Available records >>
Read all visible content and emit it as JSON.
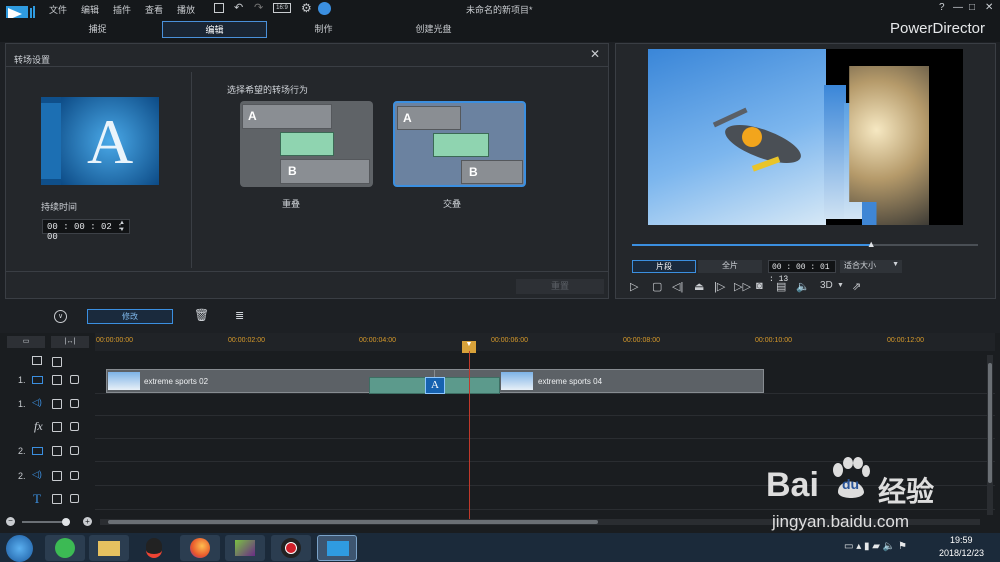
{
  "app": {
    "title": "未命名的新项目*",
    "brand": "PowerDirector",
    "menu": [
      "文件",
      "编辑",
      "插件",
      "查看",
      "播放"
    ],
    "win_controls": [
      "?",
      "—",
      "□",
      "✕"
    ]
  },
  "modes": [
    {
      "label": "捕捉",
      "active": false
    },
    {
      "label": "编辑",
      "active": true
    },
    {
      "label": "制作",
      "active": false
    },
    {
      "label": "创建光盘",
      "active": false
    }
  ],
  "panel": {
    "title": "转场设置",
    "duration_label": "持续时间",
    "duration_value": "00 : 00 : 02 : 00",
    "behavior_label": "选择希望的转场行为",
    "options": [
      {
        "label": "重叠",
        "a": "A",
        "b": "B",
        "selected": false
      },
      {
        "label": "交叠",
        "a": "A",
        "b": "B",
        "selected": true
      }
    ],
    "reset_label": "重置",
    "thumb_letter": "A"
  },
  "preview": {
    "tab_clip": "片段",
    "tab_full": "全片",
    "timecode": "00 : 00 : 01 : 13",
    "fit": "适合大小",
    "mode_3d": "3D",
    "progress": 0.69
  },
  "toolbar": {
    "modify_label": "修改"
  },
  "timeline": {
    "ticks": [
      "00:00:00:00",
      "00:00:02:00",
      "00:00:04:00",
      "00:00:06:00",
      "00:00:08:00",
      "00:00:10:00",
      "00:00:12:00"
    ],
    "tracks": [
      {
        "label": "1.",
        "type": "video"
      },
      {
        "label": "1.",
        "type": "audio"
      },
      {
        "label": "fx",
        "type": "fx"
      },
      {
        "label": "2.",
        "type": "video"
      },
      {
        "label": "2.",
        "type": "audio"
      },
      {
        "label": "T",
        "type": "title"
      }
    ],
    "clips": [
      {
        "name": "extreme sports 02"
      },
      {
        "name": "extreme sports 04"
      }
    ],
    "transition_letter": "A"
  },
  "taskbar": {
    "time": "19:59",
    "date": "2018/12/23"
  },
  "watermark": {
    "brand": "Bai",
    "brand2": "du",
    "cn": "经验",
    "url": "jingyan.baidu.com"
  },
  "colors": {
    "accent": "#3b8fe0",
    "transition_green": "#8fd4b0",
    "playhead": "#c0392b",
    "tick_orange": "#d79a2a"
  }
}
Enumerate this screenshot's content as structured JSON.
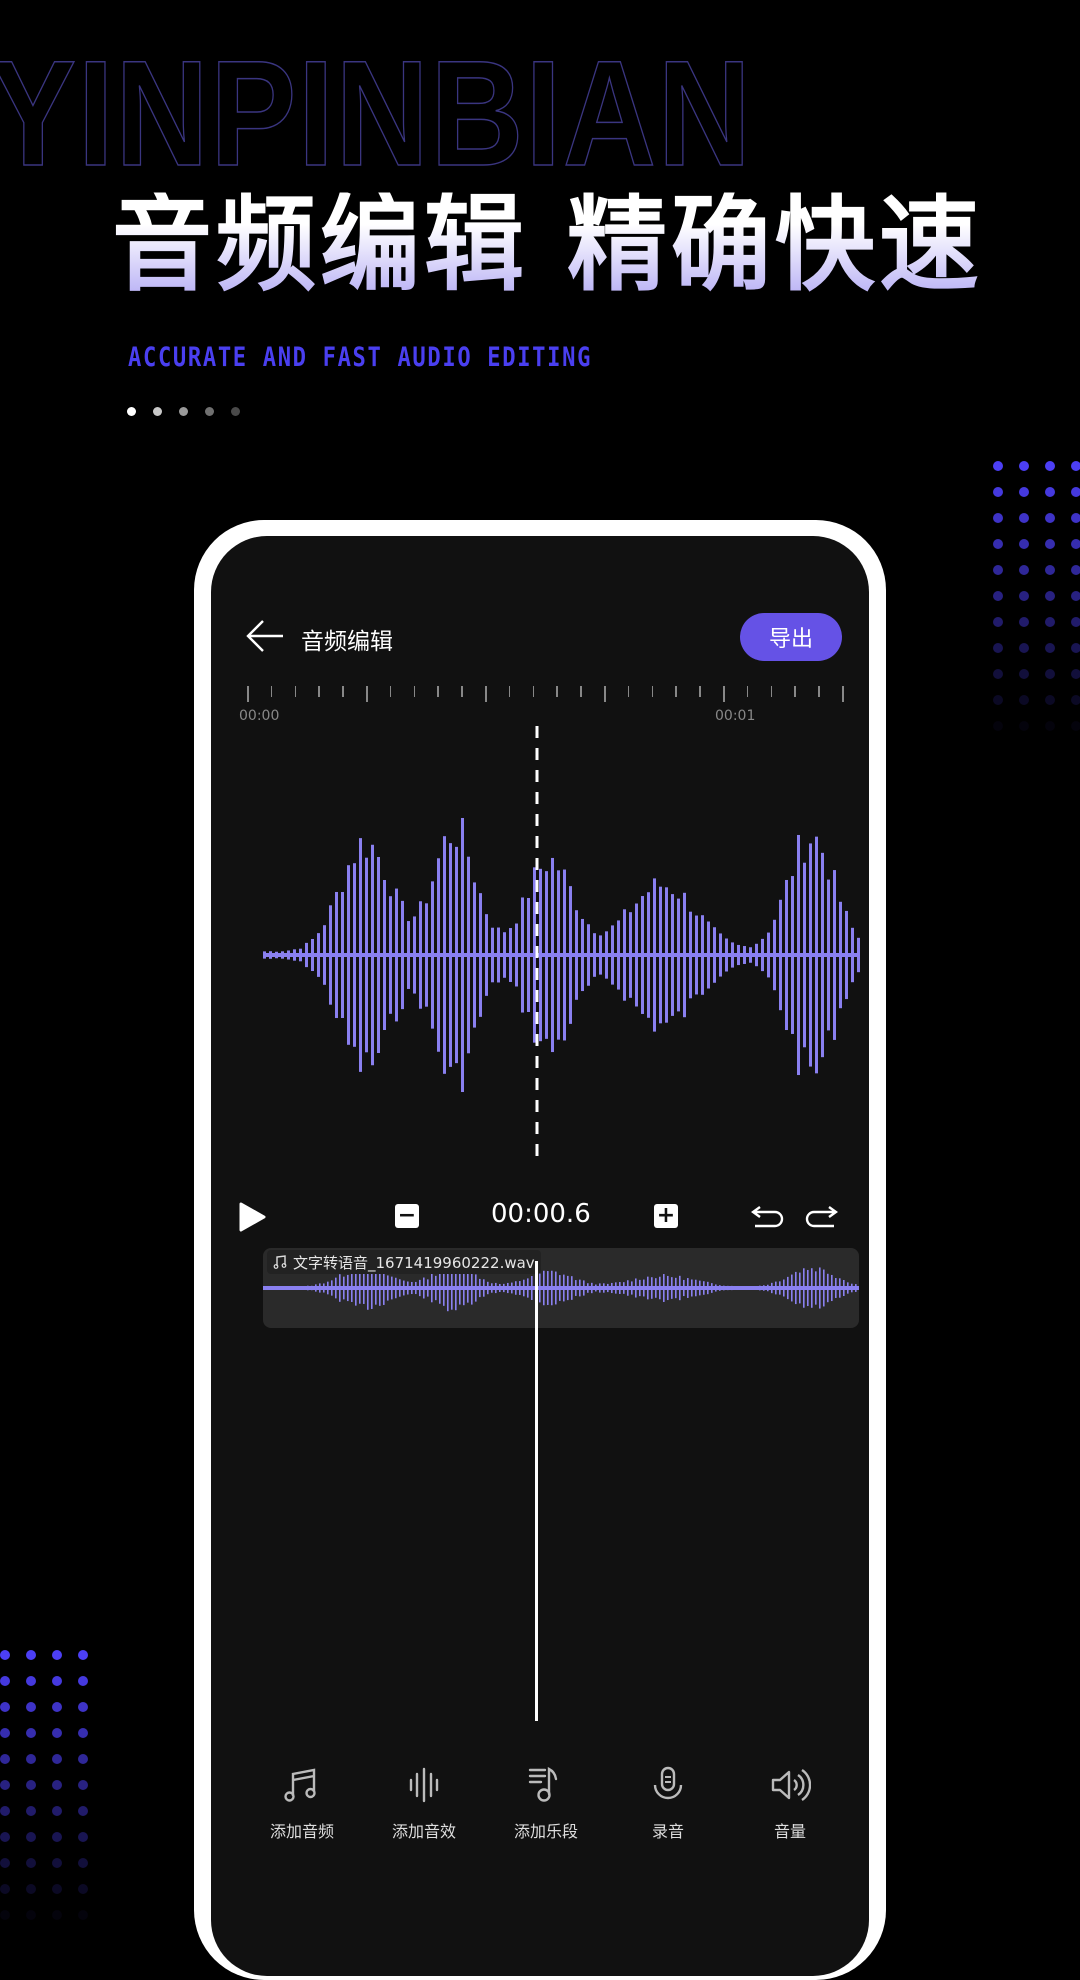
{
  "background_word": "YINPINBIAN",
  "headline": "音频编辑  精确快速",
  "subheadline": "ACCURATE AND FAST AUDIO EDITING",
  "pager": {
    "count": 5,
    "active_index": 0
  },
  "colors": {
    "accent": "#6552e6",
    "brand_blue": "#4a3ff0",
    "waveform": "#8a80f0",
    "screen_bg": "#111111",
    "track_bg": "#2a2a2a"
  },
  "app": {
    "title": "音频编辑",
    "back_icon": "arrow-left-icon",
    "export_label": "导出",
    "ruler": {
      "labels": [
        "00:00",
        "00:01"
      ]
    },
    "controls": {
      "play_icon": "play-icon",
      "zoom_out_icon": "minus-square-icon",
      "timecode": "00:00.6",
      "zoom_in_icon": "plus-square-icon",
      "undo_icon": "undo-icon",
      "redo_icon": "redo-icon"
    },
    "track": {
      "icon": "music-note-icon",
      "filename": "文字转语音_1671419960222.wav"
    },
    "tools": [
      {
        "label": "添加音频",
        "icon": "music-notes-icon"
      },
      {
        "label": "添加音效",
        "icon": "sound-wave-icon"
      },
      {
        "label": "添加乐段",
        "icon": "playlist-note-icon"
      },
      {
        "label": "录音",
        "icon": "microphone-icon"
      },
      {
        "label": "音量",
        "icon": "volume-icon"
      }
    ]
  }
}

Your goal >>
Leave images out of the retyped records; keep all else exact.

Output for this task >>
Read all visible content and emit it as JSON.
{
  "app": {
    "title": "未命名的新项目*",
    "brand": "PowerDirector",
    "menu": [
      "文件",
      "编辑",
      "插件",
      "查看",
      "播放"
    ],
    "win_controls": [
      "?",
      "—",
      "□",
      "✕"
    ]
  },
  "modes": [
    {
      "label": "捕捉",
      "active": false
    },
    {
      "label": "编辑",
      "active": true
    },
    {
      "label": "制作",
      "active": false
    },
    {
      "label": "创建光盘",
      "active": false
    }
  ],
  "panel": {
    "title": "转场设置",
    "duration_label": "持续时间",
    "duration_value": "00 : 00 : 02 : 00",
    "behavior_label": "选择希望的转场行为",
    "options": [
      {
        "label": "重叠",
        "a": "A",
        "b": "B",
        "selected": false
      },
      {
        "label": "交叠",
        "a": "A",
        "b": "B",
        "selected": true
      }
    ],
    "reset_label": "重置",
    "thumb_letter": "A"
  },
  "preview": {
    "tab_clip": "片段",
    "tab_full": "全片",
    "timecode": "00 : 00 : 01 : 13",
    "fit": "适合大小",
    "mode_3d": "3D",
    "progress": 0.69
  },
  "toolbar": {
    "modify_label": "修改"
  },
  "timeline": {
    "ticks": [
      "00:00:00:00",
      "00:00:02:00",
      "00:00:04:00",
      "00:00:06:00",
      "00:00:08:00",
      "00:00:10:00",
      "00:00:12:00"
    ],
    "tracks": [
      {
        "label": "1.",
        "type": "video"
      },
      {
        "label": "1.",
        "type": "audio"
      },
      {
        "label": "fx",
        "type": "fx"
      },
      {
        "label": "2.",
        "type": "video"
      },
      {
        "label": "2.",
        "type": "audio"
      },
      {
        "label": "T",
        "type": "title"
      }
    ],
    "clips": [
      {
        "name": "extreme sports 02"
      },
      {
        "name": "extreme sports 04"
      }
    ],
    "transition_letter": "A"
  },
  "taskbar": {
    "time": "19:59",
    "date": "2018/12/23"
  },
  "watermark": {
    "brand": "Bai",
    "brand2": "du",
    "cn": "经验",
    "url": "jingyan.baidu.com"
  },
  "colors": {
    "accent": "#3b8fe0",
    "transition_green": "#8fd4b0",
    "playhead": "#c0392b",
    "tick_orange": "#d79a2a"
  }
}
Enumerate this screenshot's content as structured JSON.
{
  "background_word": "YINPINBIAN",
  "headline": "音频编辑  精确快速",
  "subheadline": "ACCURATE AND FAST AUDIO EDITING",
  "pager": {
    "count": 5,
    "active_index": 0
  },
  "colors": {
    "accent": "#6552e6",
    "brand_blue": "#4a3ff0",
    "waveform": "#8a80f0",
    "screen_bg": "#111111",
    "track_bg": "#2a2a2a"
  },
  "app": {
    "title": "音频编辑",
    "back_icon": "arrow-left-icon",
    "export_label": "导出",
    "ruler": {
      "labels": [
        "00:00",
        "00:01"
      ]
    },
    "controls": {
      "play_icon": "play-icon",
      "zoom_out_icon": "minus-square-icon",
      "timecode": "00:00.6",
      "zoom_in_icon": "plus-square-icon",
      "undo_icon": "undo-icon",
      "redo_icon": "redo-icon"
    },
    "track": {
      "icon": "music-note-icon",
      "filename": "文字转语音_1671419960222.wav"
    },
    "tools": [
      {
        "label": "添加音频",
        "icon": "music-notes-icon"
      },
      {
        "label": "添加音效",
        "icon": "sound-wave-icon"
      },
      {
        "label": "添加乐段",
        "icon": "playlist-note-icon"
      },
      {
        "label": "录音",
        "icon": "microphone-icon"
      },
      {
        "label": "音量",
        "icon": "volume-icon"
      }
    ]
  }
}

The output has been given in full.